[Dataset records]
--- --- ---
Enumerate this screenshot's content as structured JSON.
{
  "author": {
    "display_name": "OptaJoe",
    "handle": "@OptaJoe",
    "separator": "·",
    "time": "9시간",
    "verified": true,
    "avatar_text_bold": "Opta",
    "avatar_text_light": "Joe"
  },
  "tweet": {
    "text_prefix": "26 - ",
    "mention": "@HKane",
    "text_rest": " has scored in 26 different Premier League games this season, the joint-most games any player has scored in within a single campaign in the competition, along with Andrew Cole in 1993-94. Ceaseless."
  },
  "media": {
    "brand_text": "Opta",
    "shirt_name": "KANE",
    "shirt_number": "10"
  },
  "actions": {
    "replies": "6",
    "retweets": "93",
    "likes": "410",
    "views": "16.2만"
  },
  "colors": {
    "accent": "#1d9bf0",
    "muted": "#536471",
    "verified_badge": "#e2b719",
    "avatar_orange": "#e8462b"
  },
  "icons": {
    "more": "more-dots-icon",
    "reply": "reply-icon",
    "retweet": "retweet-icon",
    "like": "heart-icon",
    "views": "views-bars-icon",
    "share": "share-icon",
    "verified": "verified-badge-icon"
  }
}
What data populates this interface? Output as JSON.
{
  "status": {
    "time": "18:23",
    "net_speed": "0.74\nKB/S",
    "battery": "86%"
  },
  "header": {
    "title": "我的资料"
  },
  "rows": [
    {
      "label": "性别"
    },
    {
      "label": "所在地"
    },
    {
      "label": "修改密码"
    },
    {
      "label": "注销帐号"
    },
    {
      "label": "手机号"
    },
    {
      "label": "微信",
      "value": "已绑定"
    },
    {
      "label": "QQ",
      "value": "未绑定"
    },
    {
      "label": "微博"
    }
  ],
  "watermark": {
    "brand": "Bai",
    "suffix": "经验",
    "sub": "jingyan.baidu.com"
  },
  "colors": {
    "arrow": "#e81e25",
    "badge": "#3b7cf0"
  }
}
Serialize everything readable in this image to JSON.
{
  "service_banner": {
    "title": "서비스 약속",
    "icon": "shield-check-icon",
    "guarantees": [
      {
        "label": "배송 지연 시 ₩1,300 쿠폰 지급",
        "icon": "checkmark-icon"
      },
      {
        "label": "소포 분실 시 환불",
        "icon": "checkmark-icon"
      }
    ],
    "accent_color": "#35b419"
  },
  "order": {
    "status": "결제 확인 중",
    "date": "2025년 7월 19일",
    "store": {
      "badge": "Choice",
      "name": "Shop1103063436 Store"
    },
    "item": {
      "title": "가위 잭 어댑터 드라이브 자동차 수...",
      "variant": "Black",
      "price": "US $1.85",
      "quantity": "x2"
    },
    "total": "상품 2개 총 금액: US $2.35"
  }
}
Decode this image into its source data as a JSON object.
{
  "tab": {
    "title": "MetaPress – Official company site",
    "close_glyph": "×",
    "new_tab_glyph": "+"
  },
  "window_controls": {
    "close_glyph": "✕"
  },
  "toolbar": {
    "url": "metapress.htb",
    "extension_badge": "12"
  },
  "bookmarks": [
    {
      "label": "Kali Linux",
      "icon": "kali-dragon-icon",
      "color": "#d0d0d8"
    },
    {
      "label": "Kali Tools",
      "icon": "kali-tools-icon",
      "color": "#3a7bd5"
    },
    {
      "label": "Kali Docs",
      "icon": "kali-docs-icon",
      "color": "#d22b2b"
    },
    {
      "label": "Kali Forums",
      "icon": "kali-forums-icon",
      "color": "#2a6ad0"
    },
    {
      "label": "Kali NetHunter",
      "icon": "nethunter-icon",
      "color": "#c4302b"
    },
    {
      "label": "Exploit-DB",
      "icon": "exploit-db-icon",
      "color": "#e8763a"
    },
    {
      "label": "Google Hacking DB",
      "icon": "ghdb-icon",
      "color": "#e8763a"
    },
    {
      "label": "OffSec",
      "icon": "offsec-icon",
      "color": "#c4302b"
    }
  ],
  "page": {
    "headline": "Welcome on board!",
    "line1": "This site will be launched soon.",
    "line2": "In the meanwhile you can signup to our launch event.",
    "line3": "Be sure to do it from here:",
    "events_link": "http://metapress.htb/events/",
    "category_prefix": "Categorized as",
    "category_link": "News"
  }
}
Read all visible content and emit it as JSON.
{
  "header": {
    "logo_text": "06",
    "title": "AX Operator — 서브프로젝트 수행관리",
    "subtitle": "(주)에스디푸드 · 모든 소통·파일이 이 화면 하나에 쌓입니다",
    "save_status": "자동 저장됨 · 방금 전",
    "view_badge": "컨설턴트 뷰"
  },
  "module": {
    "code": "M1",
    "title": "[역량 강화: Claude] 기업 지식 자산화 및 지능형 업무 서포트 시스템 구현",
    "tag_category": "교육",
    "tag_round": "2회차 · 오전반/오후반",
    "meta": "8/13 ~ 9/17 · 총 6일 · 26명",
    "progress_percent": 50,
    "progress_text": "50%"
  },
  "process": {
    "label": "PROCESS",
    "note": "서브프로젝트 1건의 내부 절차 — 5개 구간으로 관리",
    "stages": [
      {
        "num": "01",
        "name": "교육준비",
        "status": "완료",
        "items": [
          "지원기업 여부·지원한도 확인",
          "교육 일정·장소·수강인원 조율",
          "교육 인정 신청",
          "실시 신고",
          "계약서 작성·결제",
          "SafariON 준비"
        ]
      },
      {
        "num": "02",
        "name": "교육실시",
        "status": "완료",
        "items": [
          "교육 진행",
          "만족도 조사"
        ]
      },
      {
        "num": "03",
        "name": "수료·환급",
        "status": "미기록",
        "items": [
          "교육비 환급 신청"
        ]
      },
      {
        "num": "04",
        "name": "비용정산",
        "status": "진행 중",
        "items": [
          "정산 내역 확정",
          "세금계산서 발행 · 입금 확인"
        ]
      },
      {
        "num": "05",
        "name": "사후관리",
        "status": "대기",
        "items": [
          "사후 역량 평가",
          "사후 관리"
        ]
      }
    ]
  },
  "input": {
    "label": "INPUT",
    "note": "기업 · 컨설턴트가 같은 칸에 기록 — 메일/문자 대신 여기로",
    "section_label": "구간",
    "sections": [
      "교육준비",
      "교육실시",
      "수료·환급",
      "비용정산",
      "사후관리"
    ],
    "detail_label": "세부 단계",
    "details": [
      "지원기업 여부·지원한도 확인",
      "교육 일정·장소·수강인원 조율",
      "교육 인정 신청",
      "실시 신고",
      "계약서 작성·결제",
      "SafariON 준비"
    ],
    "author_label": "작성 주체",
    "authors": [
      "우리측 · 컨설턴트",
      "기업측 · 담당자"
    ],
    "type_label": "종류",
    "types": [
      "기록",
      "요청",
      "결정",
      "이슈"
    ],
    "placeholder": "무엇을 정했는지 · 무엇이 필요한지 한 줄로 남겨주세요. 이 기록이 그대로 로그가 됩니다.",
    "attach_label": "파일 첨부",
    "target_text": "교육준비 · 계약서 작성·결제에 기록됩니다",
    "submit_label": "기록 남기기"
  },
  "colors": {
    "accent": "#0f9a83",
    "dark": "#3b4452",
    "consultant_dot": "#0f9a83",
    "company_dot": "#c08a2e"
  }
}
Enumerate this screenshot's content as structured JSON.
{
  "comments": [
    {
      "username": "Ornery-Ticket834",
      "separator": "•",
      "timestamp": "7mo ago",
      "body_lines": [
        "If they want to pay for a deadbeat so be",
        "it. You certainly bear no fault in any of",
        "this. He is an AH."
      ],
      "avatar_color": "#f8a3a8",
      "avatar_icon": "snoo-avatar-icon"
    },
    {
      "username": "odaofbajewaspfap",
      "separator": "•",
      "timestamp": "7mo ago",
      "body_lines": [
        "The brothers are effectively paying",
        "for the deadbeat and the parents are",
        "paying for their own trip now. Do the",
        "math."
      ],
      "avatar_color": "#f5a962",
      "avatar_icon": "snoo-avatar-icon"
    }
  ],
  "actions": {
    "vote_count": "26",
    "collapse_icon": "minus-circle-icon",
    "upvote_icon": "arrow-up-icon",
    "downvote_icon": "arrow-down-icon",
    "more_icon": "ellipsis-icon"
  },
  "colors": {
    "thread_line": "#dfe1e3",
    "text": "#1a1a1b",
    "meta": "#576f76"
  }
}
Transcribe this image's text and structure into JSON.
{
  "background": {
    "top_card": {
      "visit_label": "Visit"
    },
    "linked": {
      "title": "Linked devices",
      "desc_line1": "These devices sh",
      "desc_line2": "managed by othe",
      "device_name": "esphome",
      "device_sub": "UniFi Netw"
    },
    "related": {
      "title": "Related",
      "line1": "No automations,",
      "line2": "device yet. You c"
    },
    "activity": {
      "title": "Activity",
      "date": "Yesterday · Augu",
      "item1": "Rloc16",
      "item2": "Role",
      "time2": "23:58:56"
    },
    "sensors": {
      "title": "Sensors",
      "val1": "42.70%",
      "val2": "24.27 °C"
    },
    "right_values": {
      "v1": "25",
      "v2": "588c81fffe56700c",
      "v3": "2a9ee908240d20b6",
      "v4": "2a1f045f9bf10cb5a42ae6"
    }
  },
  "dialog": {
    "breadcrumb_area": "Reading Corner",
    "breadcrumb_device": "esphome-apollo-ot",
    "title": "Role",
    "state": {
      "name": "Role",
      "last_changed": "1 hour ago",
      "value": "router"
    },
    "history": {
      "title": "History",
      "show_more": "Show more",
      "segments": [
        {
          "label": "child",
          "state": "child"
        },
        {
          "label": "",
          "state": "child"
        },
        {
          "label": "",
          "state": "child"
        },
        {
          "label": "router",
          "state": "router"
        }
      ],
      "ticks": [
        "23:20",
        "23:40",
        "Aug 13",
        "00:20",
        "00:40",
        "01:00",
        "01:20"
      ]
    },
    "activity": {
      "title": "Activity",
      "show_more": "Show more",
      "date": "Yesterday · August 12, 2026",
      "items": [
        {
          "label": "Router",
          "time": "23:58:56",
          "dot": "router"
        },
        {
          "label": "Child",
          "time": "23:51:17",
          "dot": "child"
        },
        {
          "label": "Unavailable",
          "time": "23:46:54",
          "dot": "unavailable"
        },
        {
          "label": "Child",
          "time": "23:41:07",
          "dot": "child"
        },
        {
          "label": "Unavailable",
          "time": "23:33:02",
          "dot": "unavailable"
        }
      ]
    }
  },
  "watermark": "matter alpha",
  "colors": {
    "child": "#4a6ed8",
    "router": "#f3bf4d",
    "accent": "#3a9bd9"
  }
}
--- --- ---
What is required:
Pull out every line above that holds the word "서브프로젝트".

Response to the task:
    "title": "AX Operator — 서브프로젝트 수행관리",
    "note": "서브프로젝트 1건의 내부 절차 — 5개 구간으로 관리",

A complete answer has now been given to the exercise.